▶ _Excerpt provided_
++++
Density of material influences on some of the other physical properties of material. Refractive index, for example, is a kind of property which is related with density of the material. Because mesoporous materials have pores, if we control the pore structures of the mesoporous material intentionally, we can get the material with various densities using mixed surfactants. Thus, we can have the material that has different refractive indices although it is composed entirely of the same chemical species. Through the control of the thickness of regions with different indices, we can modify transmission and reflection of light, and it could be applied to several fields such as high reflective glass and transparent thermal insulating materials. Also, processing steps can be reduced by using mixed surfactant system. There have been several reports about ordered mesoporous silica using surfactant Brij-76 or P-123. According to the researches, Brij-76 is known that it can make 2D hexagonal, BCC, and lamellar structure, and P-123 is known that it can make 2D hexagonal and BCC structure [18–20].

In this study, mesoporous silica film was obtained using two surfactants, Brij-76 and P-123, with various molar ratios. The pore structure variation according to the molar ratio of the surfactants was analyzed.

2. Experimental Procedure

Ordered mesoporous silica films were synthesized by the EISA method as follows. Firstly, EtOH (Duksan, 99.9%) was used as a solvent. The Brij-76 (C₁₈H₃₇(OCH₂CH₂)₁₀OH, Aldrich) and the P-123 block copolymer (H(OCH₂CH₂)₁₀(OCH₃CH₂CH₂)₇₀(OCH₂CH₂)₁₀OH, Aldrich) were dissolved in the solvent, and acidified H₂O was added. After stirring for 1 h, TEOS (Fluka, 98%) was sequentially added to the solution as silica precursor. The final molar ratio of TEOS : EtOH : H₂O : HCl : mixed surfactants was 1 : 20 : 5 : 0.01 : 0.05, and the weight ratio of the mixed surfactants (P-123/(Brij-76 + P-123)) was changed from 0 to 100 wt.% having 12.5 wt.% interval. After 30 min, a sol was spin-coated on silicon wafers at 3000 rpm for 30 sec at 23°C and a relative humidity of 30%. The used silicon wafer is (100)-oriented and its surface is hydrophilic caused by RCA-1 cleaning. To remove the block copolymer, ordered mesoporous silica films were calcined at 400°C for 2 h at a heating rate of 1°C/min in oxygen atmosphere.

To investigate the ordered pore structure, X-ray powder-diffraction (XRD) patterns were collected using Cu Kα radiation with wavelength of 1.5418 Å. The porosity of the film was measured by ellipsometry. The microstructural images of the mesoporous silica film were obtained using a transmission electron microscope (TEM, JEOL JEM-4010) at 400 kV.
++++
▶ _Data supplied_
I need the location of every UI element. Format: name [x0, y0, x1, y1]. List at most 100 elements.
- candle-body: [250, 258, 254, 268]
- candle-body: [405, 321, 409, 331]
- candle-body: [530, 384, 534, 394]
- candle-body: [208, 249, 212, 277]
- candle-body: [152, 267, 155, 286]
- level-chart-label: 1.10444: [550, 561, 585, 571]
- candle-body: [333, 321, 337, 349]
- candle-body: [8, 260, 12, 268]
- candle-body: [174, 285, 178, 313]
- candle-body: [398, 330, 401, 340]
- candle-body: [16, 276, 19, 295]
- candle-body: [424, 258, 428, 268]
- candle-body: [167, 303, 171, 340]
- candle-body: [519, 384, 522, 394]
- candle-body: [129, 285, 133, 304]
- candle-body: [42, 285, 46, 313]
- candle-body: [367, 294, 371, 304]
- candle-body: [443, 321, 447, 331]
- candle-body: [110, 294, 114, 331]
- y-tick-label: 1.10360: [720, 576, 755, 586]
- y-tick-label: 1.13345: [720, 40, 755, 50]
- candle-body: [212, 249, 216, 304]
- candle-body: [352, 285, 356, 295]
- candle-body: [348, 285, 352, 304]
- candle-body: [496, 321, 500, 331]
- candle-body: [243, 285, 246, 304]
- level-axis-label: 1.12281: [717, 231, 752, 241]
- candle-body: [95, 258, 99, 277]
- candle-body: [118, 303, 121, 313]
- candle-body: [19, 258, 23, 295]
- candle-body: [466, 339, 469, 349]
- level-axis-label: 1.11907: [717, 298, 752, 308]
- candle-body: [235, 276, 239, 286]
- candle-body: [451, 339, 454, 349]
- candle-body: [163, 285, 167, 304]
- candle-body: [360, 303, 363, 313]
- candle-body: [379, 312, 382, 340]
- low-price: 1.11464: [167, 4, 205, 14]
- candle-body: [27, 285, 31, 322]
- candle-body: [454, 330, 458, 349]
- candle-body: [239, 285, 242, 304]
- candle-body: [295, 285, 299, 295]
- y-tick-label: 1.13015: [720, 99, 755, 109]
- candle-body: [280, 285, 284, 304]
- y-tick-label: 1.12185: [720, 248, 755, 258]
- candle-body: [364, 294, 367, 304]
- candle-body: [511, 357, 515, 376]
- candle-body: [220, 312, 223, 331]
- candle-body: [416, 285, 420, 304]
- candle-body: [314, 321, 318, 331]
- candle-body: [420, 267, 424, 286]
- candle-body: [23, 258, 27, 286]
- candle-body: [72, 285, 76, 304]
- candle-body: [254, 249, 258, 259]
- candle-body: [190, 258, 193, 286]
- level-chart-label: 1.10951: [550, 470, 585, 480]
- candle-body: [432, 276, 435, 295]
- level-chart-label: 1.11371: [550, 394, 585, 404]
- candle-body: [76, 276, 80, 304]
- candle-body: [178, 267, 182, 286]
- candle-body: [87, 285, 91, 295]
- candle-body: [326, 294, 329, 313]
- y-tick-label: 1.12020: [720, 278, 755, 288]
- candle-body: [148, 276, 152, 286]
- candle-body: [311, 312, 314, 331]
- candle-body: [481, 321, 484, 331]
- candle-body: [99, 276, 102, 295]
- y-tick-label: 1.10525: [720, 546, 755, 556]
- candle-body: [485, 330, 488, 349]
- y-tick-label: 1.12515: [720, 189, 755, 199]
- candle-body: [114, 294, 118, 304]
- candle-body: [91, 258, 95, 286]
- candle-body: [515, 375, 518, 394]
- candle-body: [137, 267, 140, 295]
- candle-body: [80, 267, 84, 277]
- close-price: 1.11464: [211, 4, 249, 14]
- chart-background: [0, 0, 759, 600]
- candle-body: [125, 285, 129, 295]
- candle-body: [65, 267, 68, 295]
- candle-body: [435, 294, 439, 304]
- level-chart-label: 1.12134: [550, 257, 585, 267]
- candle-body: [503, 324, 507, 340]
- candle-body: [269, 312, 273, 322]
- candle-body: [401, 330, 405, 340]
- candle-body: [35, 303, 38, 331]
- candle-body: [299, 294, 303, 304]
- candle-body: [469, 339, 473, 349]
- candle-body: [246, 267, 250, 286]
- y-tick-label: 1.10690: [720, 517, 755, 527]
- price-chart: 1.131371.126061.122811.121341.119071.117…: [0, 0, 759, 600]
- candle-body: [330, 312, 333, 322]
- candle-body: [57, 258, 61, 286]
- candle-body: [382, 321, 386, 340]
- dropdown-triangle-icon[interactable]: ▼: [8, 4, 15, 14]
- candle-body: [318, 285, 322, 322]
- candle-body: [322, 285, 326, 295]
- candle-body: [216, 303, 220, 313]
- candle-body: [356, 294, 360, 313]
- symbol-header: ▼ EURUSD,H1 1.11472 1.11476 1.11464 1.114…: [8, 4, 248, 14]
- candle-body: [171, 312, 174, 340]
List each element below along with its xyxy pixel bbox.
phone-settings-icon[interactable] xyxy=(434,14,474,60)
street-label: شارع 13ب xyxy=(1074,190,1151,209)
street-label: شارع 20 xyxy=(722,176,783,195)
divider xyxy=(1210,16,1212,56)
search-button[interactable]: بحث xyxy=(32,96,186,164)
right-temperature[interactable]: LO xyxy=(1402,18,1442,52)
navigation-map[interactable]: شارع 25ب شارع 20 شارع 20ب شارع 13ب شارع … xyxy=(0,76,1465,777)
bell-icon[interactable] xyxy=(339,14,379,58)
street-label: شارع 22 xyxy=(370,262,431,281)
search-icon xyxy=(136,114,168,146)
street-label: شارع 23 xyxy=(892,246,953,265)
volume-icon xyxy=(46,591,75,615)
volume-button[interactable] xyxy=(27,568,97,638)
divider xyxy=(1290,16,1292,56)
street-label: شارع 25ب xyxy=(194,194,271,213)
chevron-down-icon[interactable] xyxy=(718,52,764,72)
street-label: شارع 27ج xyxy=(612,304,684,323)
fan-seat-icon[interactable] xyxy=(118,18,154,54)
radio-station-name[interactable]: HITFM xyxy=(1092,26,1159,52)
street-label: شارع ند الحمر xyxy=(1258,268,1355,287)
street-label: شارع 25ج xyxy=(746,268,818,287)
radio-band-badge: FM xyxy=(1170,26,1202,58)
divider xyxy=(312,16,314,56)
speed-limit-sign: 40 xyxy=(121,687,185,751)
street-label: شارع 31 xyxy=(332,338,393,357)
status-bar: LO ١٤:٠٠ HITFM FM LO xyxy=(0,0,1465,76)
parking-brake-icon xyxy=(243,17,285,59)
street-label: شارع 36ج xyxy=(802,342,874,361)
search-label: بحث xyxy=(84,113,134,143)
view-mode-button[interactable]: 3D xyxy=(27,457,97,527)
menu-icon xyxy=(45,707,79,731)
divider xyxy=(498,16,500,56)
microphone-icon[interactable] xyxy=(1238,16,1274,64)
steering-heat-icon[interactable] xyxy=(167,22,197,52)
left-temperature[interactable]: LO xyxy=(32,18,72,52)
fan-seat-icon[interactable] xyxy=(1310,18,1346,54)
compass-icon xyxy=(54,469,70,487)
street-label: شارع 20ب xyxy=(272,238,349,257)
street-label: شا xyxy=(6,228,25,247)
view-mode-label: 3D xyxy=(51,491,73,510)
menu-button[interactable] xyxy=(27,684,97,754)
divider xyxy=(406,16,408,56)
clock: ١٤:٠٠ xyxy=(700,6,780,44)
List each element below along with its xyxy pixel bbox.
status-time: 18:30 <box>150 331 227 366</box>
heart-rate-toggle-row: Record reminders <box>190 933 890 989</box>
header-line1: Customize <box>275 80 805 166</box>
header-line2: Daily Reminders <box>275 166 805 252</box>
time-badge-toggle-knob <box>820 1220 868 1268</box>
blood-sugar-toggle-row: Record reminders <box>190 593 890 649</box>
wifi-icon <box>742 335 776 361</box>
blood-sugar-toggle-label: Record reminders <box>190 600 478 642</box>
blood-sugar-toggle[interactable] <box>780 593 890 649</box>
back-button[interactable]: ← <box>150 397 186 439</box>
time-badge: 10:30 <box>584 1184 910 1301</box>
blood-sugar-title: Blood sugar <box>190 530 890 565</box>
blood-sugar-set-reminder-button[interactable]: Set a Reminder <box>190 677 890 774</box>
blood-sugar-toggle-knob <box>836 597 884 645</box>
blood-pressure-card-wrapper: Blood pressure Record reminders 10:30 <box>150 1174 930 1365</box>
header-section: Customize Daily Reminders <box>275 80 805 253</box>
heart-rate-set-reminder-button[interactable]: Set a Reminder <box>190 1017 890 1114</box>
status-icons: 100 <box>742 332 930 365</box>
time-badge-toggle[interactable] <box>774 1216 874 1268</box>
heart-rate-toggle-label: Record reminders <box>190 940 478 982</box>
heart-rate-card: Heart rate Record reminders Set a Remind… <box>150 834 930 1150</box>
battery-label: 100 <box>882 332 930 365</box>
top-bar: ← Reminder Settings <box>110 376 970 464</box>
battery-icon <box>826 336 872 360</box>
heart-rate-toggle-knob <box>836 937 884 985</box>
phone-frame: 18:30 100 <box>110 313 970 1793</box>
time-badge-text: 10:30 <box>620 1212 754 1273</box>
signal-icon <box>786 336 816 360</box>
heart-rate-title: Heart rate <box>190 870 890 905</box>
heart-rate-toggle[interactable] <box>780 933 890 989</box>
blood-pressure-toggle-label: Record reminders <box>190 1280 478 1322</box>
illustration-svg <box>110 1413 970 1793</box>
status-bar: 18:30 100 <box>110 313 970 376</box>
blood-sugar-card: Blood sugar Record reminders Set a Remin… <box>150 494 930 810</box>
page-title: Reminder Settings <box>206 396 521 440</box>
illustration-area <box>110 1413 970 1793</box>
++++
▶ _Activities_
a) In the mesoporous silica excerpt, rewrite the passage from "In this study, mesoporous" up to and including "surfactants was analyzed.", swapping "analyzed" for "examined".
b) According to the mesoporous silica excerpt, why were the ordered mesoporous silica films calcined at 400°C? Answer in one to three sentences.
Rely only on the text to answer.

▶ _Your responses_
a)
In this study, mesoporous silica film was obtained using two surfactants, Brij-76 and P-123, with various molar ratios. The pore structure variation according to the molar ratio of the surfactants was examined.

b) The films were calcined to remove the block copolymer. The calcination lasted 2 h in an oxygen atmosphere, with a heating rate of 1°C/min.